-- START RECORDED DATA --

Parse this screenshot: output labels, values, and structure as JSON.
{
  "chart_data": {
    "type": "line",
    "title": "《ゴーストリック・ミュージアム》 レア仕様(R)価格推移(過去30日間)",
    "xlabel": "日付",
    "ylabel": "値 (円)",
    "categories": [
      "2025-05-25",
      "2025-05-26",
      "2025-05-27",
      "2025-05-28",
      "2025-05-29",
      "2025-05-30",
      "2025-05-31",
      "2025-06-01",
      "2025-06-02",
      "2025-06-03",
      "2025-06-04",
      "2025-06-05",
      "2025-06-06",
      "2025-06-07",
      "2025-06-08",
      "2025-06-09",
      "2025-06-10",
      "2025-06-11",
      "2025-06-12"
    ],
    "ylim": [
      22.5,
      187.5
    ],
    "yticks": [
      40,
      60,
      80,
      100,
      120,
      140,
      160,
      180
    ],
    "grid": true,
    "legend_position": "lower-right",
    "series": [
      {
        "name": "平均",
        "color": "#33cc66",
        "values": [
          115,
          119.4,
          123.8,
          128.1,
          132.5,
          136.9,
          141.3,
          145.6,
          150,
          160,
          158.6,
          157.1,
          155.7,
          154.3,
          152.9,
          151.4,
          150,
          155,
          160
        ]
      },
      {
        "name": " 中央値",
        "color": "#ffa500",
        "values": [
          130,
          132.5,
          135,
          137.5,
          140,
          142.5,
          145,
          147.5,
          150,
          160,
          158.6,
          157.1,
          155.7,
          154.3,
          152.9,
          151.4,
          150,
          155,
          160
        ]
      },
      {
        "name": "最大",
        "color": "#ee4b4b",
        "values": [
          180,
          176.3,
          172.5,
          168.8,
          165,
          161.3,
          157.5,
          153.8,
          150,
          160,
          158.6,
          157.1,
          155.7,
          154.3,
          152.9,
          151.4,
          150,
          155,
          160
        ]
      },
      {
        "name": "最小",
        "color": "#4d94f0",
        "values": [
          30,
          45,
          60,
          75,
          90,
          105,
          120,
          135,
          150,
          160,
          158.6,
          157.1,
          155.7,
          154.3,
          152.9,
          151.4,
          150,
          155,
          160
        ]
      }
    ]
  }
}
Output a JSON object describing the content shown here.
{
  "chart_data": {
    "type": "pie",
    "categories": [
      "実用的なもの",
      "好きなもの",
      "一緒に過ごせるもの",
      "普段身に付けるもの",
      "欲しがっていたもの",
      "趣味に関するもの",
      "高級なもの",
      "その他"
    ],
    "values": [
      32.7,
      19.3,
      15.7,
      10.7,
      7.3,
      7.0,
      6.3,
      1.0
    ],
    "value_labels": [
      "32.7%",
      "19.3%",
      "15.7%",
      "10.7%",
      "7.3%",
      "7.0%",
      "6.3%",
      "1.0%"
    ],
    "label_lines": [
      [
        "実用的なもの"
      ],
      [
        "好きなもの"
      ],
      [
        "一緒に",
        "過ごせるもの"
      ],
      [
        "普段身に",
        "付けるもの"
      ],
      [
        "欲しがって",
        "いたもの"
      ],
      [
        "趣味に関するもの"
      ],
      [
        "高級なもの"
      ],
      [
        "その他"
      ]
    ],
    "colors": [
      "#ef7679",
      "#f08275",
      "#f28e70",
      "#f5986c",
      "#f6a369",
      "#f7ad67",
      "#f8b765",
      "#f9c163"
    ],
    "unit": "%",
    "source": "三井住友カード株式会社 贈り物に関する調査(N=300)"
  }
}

-- END RECORDED DATA --

• TO BE DONE: From the line holding "Output a JSON" down to the final line above, quote every line exactly and only those lines.

• SOLUTION TO THIS PROBLEM:
Output a JSON object describing the content shown here.
{
  "chart_data": {
    "type": "pie",
    "categories": [
      "実用的なもの",
      "好きなもの",
      "一緒に過ごせるもの",
      "普段身に付けるもの",
      "欲しがっていたもの",
      "趣味に関するもの",
      "高級なもの",
      "その他"
    ],
    "values": [
      32.7,
      19.3,
      15.7,
      10.7,
      7.3,
      7.0,
      6.3,
      1.0
    ],
    "value_labels": [
      "32.7%",
      "19.3%",
      "15.7%",
      "10.7%",
      "7.3%",
      "7.0%",
      "6.3%",
      "1.0%"
    ],
    "label_lines": [
      [
        "実用的なもの"
      ],
      [
        "好きなもの"
      ],
      [
        "一緒に",
        "過ごせるもの"
      ],
      [
        "普段身に",
        "付けるもの"
      ],
      [
        "欲しがって",
        "いたもの"
      ],
      [
        "趣味に関するもの"
      ],
      [
        "高級なもの"
      ],
      [
        "その他"
      ]
    ],
    "colors": [
      "#ef7679",
      "#f08275",
      "#f28e70",
      "#f5986c",
      "#f6a369",
      "#f7ad67",
      "#f8b765",
      "#f9c163"
    ],
    "unit": "%",
    "source": "三井住友カード株式会社 贈り物に関する調査(N=300)"
  }
}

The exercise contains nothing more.